EXERCISE REQUIREMENTS: Write out all lines holding the word "обеспечении".

--- begin STORED RECORDS ---

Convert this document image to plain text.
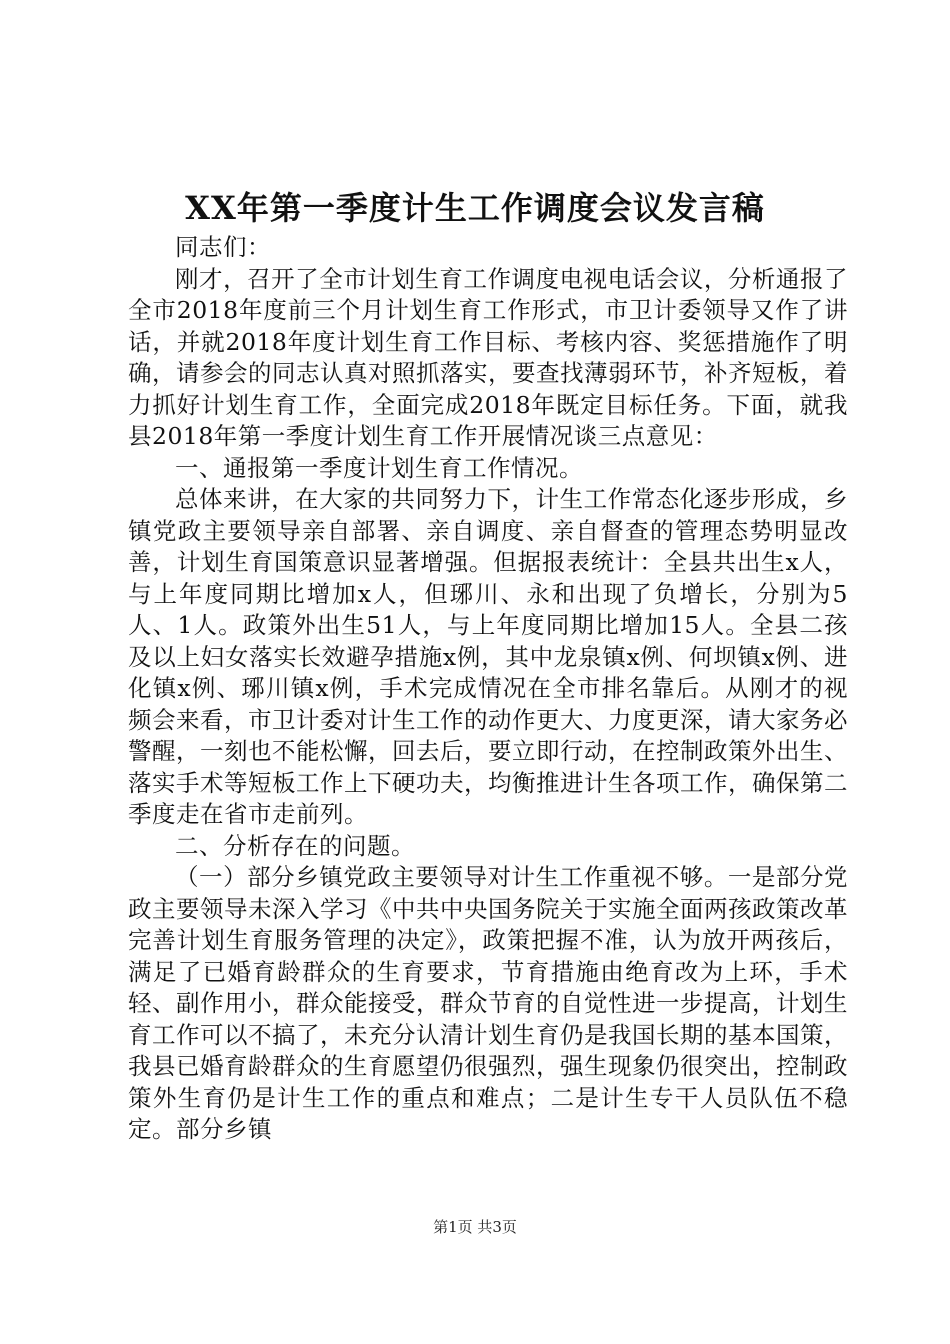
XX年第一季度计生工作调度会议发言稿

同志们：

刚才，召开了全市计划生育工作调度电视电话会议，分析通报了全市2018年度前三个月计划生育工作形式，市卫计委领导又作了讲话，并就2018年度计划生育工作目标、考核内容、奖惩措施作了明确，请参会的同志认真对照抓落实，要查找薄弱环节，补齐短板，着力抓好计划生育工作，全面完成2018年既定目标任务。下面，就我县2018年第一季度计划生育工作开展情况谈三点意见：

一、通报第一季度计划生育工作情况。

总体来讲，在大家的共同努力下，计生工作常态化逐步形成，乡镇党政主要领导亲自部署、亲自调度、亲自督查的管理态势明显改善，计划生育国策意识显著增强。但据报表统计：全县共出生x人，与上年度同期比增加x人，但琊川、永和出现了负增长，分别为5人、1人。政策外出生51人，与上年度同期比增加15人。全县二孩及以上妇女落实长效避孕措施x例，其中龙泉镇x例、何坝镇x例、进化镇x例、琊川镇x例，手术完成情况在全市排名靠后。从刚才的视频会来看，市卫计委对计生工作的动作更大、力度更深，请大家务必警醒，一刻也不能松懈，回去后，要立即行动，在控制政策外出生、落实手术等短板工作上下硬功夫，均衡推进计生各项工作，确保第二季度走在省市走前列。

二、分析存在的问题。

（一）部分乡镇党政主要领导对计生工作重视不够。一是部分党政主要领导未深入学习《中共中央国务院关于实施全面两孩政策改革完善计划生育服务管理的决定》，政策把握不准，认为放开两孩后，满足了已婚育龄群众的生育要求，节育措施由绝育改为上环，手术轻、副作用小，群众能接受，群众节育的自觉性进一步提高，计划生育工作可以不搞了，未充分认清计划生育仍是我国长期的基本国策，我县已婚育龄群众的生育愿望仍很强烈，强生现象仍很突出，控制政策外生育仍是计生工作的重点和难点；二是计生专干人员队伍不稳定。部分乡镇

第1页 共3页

--- end STORED RECORDS ---
--- begin STORED RECORDS ---

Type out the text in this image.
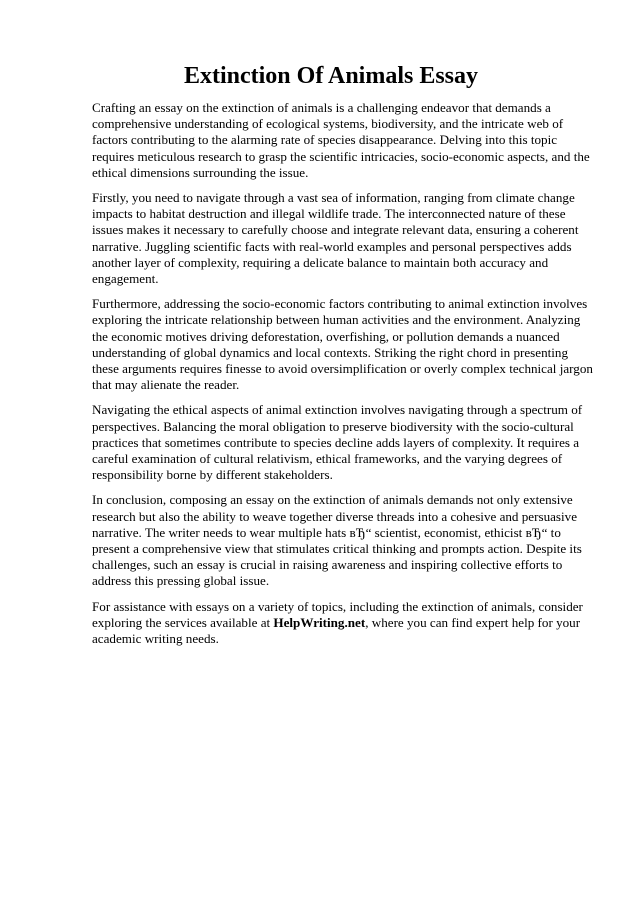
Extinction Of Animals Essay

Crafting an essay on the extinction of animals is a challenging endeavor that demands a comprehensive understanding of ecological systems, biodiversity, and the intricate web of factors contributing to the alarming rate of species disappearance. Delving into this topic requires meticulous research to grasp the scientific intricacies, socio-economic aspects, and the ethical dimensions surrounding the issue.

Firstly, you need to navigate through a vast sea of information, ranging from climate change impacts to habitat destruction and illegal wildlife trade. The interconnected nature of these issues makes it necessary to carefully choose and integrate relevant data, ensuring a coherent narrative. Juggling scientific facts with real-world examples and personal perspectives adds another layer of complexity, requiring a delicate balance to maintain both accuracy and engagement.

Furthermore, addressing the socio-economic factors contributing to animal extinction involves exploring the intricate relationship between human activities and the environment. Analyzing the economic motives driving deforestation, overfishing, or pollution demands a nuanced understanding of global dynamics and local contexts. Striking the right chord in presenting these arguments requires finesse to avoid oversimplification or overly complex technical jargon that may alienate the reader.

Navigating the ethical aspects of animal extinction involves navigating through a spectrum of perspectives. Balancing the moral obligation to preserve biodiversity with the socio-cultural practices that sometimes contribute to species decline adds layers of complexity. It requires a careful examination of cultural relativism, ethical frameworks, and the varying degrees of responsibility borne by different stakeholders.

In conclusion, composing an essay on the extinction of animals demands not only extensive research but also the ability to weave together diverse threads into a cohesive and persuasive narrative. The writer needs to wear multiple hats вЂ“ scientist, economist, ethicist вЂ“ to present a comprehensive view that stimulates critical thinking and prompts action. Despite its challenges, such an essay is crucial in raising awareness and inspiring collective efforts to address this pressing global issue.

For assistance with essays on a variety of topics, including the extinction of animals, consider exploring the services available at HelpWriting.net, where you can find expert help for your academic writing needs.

--- end STORED RECORDS ---
--- begin STORED RECORDS ---

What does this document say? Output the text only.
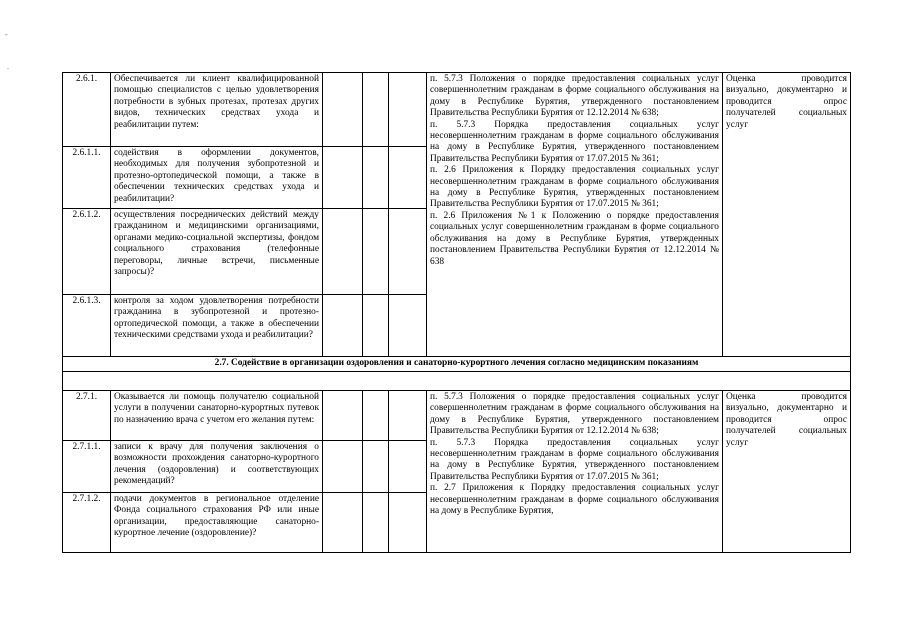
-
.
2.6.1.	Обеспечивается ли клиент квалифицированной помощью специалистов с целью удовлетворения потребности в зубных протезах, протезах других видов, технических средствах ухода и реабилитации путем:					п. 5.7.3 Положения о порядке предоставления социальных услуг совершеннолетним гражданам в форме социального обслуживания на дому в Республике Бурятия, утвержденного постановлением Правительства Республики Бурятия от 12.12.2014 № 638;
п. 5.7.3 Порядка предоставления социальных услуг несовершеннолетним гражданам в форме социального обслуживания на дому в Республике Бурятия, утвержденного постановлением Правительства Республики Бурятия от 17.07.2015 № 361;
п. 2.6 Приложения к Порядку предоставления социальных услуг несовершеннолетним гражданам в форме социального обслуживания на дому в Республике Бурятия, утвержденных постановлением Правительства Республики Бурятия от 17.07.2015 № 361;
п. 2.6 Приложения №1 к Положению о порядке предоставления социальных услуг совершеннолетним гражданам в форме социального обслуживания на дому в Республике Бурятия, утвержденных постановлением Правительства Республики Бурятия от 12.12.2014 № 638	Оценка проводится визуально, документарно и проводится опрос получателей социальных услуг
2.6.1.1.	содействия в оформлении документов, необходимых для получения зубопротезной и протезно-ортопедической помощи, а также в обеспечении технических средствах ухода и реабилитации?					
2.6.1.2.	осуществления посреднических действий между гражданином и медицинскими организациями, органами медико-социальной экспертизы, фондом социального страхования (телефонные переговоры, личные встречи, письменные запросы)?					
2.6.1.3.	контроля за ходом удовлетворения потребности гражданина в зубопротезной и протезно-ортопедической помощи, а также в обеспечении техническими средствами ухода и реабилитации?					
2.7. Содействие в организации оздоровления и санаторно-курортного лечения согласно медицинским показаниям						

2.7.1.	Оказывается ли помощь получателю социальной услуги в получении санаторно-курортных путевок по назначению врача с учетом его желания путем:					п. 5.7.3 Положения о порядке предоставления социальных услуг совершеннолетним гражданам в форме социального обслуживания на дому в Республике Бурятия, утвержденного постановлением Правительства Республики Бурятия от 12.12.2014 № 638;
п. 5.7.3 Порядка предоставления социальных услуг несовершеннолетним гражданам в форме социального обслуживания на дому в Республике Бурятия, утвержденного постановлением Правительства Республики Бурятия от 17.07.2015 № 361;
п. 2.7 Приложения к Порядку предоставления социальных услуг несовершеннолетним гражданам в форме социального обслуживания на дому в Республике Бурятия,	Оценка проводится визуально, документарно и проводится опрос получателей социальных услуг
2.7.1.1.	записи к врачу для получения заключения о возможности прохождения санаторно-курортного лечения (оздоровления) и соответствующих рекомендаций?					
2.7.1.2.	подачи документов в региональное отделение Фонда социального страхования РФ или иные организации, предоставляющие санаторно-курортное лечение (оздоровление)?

--- end STORED RECORDS ---

PROBLEM SOLUTION:
2.6.1.1.	содействия в оформлении документов, необходимых для получения зубопротезной и протезно-ортопедической помощи, а также в обеспечении технических средствах ухода и реабилитации?					
2.6.1.3.	контроля за ходом удовлетворения потребности гражданина в зубопротезной и протезно-ортопедической помощи, а также в обеспечении техническими средствами ухода и реабилитации?					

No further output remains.